══ Records supplied ══
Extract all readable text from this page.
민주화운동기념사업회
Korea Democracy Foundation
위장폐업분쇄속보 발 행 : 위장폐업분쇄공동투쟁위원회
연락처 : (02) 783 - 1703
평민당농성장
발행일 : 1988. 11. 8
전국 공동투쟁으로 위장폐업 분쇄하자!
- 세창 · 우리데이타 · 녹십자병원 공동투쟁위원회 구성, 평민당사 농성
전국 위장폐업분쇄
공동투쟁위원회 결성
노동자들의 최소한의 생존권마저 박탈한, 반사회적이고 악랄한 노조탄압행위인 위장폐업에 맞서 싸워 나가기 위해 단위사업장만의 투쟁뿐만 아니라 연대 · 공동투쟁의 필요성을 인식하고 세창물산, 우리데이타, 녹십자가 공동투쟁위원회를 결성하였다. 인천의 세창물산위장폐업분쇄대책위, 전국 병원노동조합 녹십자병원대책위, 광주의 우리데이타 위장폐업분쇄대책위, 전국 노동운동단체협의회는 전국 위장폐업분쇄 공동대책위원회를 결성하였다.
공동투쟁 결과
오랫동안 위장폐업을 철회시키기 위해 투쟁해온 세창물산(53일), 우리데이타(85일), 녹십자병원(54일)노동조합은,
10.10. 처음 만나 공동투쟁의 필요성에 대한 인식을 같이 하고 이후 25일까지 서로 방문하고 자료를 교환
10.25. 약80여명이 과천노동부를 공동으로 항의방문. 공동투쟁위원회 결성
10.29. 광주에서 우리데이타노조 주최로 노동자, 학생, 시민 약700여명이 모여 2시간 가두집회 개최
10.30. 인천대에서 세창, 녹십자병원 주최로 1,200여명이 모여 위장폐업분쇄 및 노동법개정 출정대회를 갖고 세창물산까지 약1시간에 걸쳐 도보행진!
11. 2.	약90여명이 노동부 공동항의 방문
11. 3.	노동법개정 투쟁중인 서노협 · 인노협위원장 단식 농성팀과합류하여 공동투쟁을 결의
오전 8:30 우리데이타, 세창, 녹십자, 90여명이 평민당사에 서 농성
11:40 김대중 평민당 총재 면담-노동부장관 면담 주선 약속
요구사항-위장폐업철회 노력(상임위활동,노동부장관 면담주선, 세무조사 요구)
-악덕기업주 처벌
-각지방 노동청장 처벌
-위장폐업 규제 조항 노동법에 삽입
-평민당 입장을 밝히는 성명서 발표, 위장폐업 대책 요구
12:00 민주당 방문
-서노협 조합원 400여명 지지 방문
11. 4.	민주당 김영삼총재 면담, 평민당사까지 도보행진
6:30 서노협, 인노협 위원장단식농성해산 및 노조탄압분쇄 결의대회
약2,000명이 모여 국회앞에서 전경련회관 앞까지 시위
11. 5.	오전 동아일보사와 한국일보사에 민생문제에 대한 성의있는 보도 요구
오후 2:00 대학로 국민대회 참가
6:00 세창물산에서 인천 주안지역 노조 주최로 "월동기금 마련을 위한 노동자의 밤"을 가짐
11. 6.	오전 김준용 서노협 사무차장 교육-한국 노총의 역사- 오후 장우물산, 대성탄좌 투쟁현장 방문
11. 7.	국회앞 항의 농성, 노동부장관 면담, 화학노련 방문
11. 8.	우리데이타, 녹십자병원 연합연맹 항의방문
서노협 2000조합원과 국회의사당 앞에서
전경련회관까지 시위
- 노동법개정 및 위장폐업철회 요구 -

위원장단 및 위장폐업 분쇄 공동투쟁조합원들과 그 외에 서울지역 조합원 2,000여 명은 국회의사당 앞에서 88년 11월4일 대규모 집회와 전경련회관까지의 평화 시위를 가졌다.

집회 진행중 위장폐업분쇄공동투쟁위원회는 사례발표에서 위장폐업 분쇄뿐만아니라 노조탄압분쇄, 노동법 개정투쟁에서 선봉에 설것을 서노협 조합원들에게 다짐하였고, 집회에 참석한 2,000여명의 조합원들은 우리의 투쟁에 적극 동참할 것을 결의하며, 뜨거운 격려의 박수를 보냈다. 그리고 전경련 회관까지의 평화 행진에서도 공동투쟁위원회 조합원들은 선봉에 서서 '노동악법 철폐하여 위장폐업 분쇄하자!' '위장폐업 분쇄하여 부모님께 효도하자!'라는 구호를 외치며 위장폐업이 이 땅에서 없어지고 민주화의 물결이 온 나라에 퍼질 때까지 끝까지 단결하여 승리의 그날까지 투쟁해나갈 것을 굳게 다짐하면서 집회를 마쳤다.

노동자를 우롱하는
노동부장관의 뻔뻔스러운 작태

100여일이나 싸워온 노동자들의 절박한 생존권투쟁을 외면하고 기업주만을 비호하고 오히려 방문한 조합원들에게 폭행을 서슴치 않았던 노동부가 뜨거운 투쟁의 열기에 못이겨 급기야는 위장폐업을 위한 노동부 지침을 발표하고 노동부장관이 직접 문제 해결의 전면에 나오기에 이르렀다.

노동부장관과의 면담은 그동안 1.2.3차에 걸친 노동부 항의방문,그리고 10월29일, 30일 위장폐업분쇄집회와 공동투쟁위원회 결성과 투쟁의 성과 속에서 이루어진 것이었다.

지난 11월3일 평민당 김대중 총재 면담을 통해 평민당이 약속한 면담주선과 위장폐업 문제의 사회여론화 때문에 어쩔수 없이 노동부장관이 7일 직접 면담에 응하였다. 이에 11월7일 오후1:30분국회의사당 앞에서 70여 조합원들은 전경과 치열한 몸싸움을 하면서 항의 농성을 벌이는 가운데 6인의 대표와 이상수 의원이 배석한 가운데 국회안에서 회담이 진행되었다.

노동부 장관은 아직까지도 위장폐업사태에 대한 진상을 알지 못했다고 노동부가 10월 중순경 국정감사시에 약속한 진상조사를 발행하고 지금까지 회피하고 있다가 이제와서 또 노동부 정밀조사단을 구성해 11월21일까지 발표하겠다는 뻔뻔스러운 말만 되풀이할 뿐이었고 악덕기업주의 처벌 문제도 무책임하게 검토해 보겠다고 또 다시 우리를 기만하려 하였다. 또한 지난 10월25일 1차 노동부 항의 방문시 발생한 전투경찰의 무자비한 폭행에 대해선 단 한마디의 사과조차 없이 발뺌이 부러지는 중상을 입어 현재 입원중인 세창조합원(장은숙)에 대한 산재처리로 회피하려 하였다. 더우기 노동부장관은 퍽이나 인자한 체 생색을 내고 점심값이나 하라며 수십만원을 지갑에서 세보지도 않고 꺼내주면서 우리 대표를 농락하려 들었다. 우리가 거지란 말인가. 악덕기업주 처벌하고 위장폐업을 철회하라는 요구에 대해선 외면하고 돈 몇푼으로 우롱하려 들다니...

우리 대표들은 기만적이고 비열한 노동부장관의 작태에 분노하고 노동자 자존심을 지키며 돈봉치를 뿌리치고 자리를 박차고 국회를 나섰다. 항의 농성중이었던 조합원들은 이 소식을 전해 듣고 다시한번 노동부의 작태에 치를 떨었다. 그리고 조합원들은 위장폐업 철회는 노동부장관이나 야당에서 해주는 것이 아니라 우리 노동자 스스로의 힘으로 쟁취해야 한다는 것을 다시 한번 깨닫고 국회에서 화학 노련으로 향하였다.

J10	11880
═══
Using the data above, output each line exactly.

- _The answer_
Extract all readable text from this page.
민주화운동기념사업회
Korea Democracy Foundation
위장폐업분쇄속보 발 행 : 위장폐업분쇄공동투쟁위원회
연락처 : (02) 783 - 1703
평민당농성장
발행일 : 1988. 11. 8
전국 공동투쟁으로 위장폐업 분쇄하자!
- 세창 · 우리데이타 · 녹십자병원 공동투쟁위원회 구성, 평민당사 농성
전국 위장폐업분쇄
공동투쟁위원회 결성
노동자들의 최소한의 생존권마저 박탈한, 반사회적이고 악랄한 노조탄압행위인 위장폐업에 맞서 싸워 나가기 위해 단위사업장만의 투쟁뿐만 아니라 연대 · 공동투쟁의 필요성을 인식하고 세창물산, 우리데이타, 녹십자가 공동투쟁위원회를 결성하였다. 인천의 세창물산위장폐업분쇄대책위, 전국 병원노동조합 녹십자병원대책위, 광주의 우리데이타 위장폐업분쇄대책위, 전국 노동운동단체협의회는 전국 위장폐업분쇄 공동대책위원회를 결성하였다.
공동투쟁 결과
오랫동안 위장폐업을 철회시키기 위해 투쟁해온 세창물산(53일), 우리데이타(85일), 녹십자병원(54일)노동조합은,
10.10. 처음 만나 공동투쟁의 필요성에 대한 인식을 같이 하고 이후 25일까지 서로 방문하고 자료를 교환
10.25. 약80여명이 과천노동부를 공동으로 항의방문. 공동투쟁위원회 결성
10.29. 광주에서 우리데이타노조 주최로 노동자, 학생, 시민 약700여명이 모여 2시간 가두집회 개최
10.30. 인천대에서 세창, 녹십자병원 주최로 1,200여명이 모여 위장폐업분쇄 및 노동법개정 출정대회를 갖고 세창물산까지 약1시간에 걸쳐 도보행진!
11. 2.	약90여명이 노동부 공동항의 방문
11. 3.	노동법개정 투쟁중인 서노협 · 인노협위원장 단식 농성팀과합류하여 공동투쟁을 결의
오전 8:30 우리데이타, 세창, 녹십자, 90여명이 평민당사에 서 농성
11:40 김대중 평민당 총재 면담-노동부장관 면담 주선 약속
요구사항-위장폐업철회 노력(상임위활동,노동부장관 면담주선, 세무조사 요구)
-악덕기업주 처벌
-각지방 노동청장 처벌
-위장폐업 규제 조항 노동법에 삽입
-평민당 입장을 밝히는 성명서 발표, 위장폐업 대책 요구
12:00 민주당 방문
-서노협 조합원 400여명 지지 방문
11. 4.	민주당 김영삼총재 면담, 평민당사까지 도보행진
6:30 서노협, 인노협 위원장단식농성해산 및 노조탄압분쇄 결의대회
약2,000명이 모여 국회앞에서 전경련회관 앞까지 시위
11. 5.	오전 동아일보사와 한국일보사에 민생문제에 대한 성의있는 보도 요구
오후 2:00 대학로 국민대회 참가
6:00 세창물산에서 인천 주안지역 노조 주최로 "월동기금 마련을 위한 노동자의 밤"을 가짐
11. 6.	오전 김준용 서노협 사무차장 교육-한국 노총의 역사- 오후 장우물산, 대성탄좌 투쟁현장 방문
11. 7.	국회앞 항의 농성, 노동부장관 면담, 화학노련 방문
11. 8.	우리데이타, 녹십자병원 연합연맹 항의방문
서노협 2000조합원과 국회의사당 앞에서
전경련회관까지 시위
- 노동법개정 및 위장폐업철회 요구 -

위원장단 및 위장폐업 분쇄 공동투쟁조합원들과 그 외에 서울지역 조합원 2,000여 명은 국회의사당 앞에서 88년 11월4일 대규모 집회와 전경련회관까지의 평화 시위를 가졌다.

집회 진행중 위장폐업분쇄공동투쟁위원회는 사례발표에서 위장폐업 분쇄뿐만아니라 노조탄압분쇄, 노동법 개정투쟁에서 선봉에 설것을 서노협 조합원들에게 다짐하였고, 집회에 참석한 2,000여명의 조합원들은 우리의 투쟁에 적극 동참할 것을 결의하며, 뜨거운 격려의 박수를 보냈다. 그리고 전경련 회관까지의 평화 행진에서도 공동투쟁위원회 조합원들은 선봉에 서서 '노동악법 철폐하여 위장폐업 분쇄하자!' '위장폐업 분쇄하여 부모님께 효도하자!'라는 구호를 외치며 위장폐업이 이 땅에서 없어지고 민주화의 물결이 온 나라에 퍼질 때까지 끝까지 단결하여 승리의 그날까지 투쟁해나갈 것을 굳게 다짐하면서 집회를 마쳤다.

노동자를 우롱하는
노동부장관의 뻔뻔스러운 작태

100여일이나 싸워온 노동자들의 절박한 생존권투쟁을 외면하고 기업주만을 비호하고 오히려 방문한 조합원들에게 폭행을 서슴치 않았던 노동부가 뜨거운 투쟁의 열기에 못이겨 급기야는 위장폐업을 위한 노동부 지침을 발표하고 노동부장관이 직접 문제 해결의 전면에 나오기에 이르렀다.

노동부장관과의 면담은 그동안 1.2.3차에 걸친 노동부 항의방문,그리고 10월29일, 30일 위장폐업분쇄집회와 공동투쟁위원회 결성과 투쟁의 성과 속에서 이루어진 것이었다.

지난 11월3일 평민당 김대중 총재 면담을 통해 평민당이 약속한 면담주선과 위장폐업 문제의 사회여론화 때문에 어쩔수 없이 노동부장관이 7일 직접 면담에 응하였다. 이에 11월7일 오후1:30분국회의사당 앞에서 70여 조합원들은 전경과 치열한 몸싸움을 하면서 항의 농성을 벌이는 가운데 6인의 대표와 이상수 의원이 배석한 가운데 국회안에서 회담이 진행되었다.

노동부 장관은 아직까지도 위장폐업사태에 대한 진상을 알지 못했다고 노동부가 10월 중순경 국정감사시에 약속한 진상조사를 발행하고 지금까지 회피하고 있다가 이제와서 또 노동부 정밀조사단을 구성해 11월21일까지 발표하겠다는 뻔뻔스러운 말만 되풀이할 뿐이었고 악덕기업주의 처벌 문제도 무책임하게 검토해 보겠다고 또 다시 우리를 기만하려 하였다. 또한 지난 10월25일 1차 노동부 항의 방문시 발생한 전투경찰의 무자비한 폭행에 대해선 단 한마디의 사과조차 없이 발뺌이 부러지는 중상을 입어 현재 입원중인 세창조합원(장은숙)에 대한 산재처리로 회피하려 하였다. 더우기 노동부장관은 퍽이나 인자한 체 생색을 내고 점심값이나 하라며 수십만원을 지갑에서 세보지도 않고 꺼내주면서 우리 대표를 농락하려 들었다. 우리가 거지란 말인가. 악덕기업주 처벌하고 위장폐업을 철회하라는 요구에 대해선 외면하고 돈 몇푼으로 우롱하려 들다니...

우리 대표들은 기만적이고 비열한 노동부장관의 작태에 분노하고 노동자 자존심을 지키며 돈봉치를 뿌리치고 자리를 박차고 국회를 나섰다. 항의 농성중이었던 조합원들은 이 소식을 전해 듣고 다시한번 노동부의 작태에 치를 떨었다. 그리고 조합원들은 위장폐업 철회는 노동부장관이나 야당에서 해주는 것이 아니라 우리 노동자 스스로의 힘으로 쟁취해야 한다는 것을 다시 한번 깨닫고 국회에서 화학 노련으로 향하였다.

J10	11880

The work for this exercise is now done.